[To do]:
List all lines in the material below that contain "tarkibiy".

::: Material to process

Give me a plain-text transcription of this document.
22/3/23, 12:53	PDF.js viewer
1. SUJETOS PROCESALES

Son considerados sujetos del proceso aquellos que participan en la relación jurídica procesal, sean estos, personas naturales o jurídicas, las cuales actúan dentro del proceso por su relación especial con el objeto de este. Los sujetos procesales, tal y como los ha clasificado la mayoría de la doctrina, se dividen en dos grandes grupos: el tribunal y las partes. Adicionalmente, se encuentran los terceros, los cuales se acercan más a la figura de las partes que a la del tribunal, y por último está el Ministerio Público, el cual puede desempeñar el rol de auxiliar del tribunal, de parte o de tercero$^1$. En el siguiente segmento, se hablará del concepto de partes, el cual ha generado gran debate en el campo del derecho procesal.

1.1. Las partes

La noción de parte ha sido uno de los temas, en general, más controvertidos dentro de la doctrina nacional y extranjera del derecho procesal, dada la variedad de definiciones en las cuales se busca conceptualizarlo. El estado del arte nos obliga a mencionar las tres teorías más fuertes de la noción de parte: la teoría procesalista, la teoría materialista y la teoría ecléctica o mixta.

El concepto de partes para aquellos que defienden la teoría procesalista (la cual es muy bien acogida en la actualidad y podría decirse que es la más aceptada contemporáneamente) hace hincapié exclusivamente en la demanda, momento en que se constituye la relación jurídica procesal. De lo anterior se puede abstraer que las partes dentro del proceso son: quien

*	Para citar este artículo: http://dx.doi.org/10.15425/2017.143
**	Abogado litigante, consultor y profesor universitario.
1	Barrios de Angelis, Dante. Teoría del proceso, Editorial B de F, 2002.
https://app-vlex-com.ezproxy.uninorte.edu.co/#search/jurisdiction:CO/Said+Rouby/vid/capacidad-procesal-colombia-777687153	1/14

::::::
::: Material to process

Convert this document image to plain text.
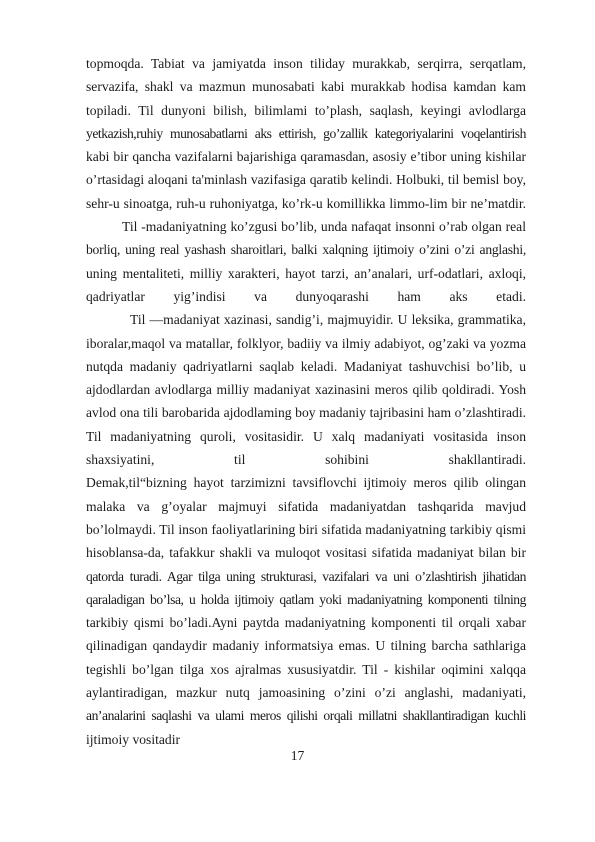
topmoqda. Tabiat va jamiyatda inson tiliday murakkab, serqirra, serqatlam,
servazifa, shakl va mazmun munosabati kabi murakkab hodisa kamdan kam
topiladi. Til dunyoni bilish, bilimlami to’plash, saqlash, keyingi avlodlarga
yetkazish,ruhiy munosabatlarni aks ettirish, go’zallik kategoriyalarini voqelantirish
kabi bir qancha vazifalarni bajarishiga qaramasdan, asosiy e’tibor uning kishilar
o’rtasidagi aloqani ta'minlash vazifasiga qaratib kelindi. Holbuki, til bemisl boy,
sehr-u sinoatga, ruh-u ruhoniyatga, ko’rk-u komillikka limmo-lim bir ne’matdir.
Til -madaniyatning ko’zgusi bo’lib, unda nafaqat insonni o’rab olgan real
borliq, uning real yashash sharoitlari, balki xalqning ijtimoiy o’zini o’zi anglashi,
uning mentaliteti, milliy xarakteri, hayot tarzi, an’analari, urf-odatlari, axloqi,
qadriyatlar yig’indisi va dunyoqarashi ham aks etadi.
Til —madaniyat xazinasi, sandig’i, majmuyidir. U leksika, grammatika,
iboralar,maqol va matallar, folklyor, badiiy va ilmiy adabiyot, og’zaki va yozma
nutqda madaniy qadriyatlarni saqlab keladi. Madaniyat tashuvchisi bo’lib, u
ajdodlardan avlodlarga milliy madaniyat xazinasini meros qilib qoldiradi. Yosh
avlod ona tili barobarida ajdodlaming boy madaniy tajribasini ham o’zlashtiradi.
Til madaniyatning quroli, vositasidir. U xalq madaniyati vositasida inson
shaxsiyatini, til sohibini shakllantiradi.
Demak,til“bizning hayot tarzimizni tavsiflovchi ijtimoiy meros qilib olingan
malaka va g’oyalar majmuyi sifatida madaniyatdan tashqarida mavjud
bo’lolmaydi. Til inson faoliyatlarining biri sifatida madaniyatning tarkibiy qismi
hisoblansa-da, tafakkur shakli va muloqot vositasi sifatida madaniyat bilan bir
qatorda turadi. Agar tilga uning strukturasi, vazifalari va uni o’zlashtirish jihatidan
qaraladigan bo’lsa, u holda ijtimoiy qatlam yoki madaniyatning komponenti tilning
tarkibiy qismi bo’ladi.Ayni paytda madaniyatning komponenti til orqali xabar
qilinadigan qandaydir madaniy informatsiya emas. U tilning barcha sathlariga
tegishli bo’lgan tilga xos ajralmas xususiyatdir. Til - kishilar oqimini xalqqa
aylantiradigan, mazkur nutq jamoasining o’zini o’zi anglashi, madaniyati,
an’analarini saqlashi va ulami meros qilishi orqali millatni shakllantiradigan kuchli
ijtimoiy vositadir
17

::::::

[Answer to this task]:
bo’lolmaydi. Til inson faoliyatlarining biri sifatida madaniyatning tarkibiy qismi
tarkibiy qismi bo’ladi.Ayni paytda madaniyatning komponenti til orqali xabar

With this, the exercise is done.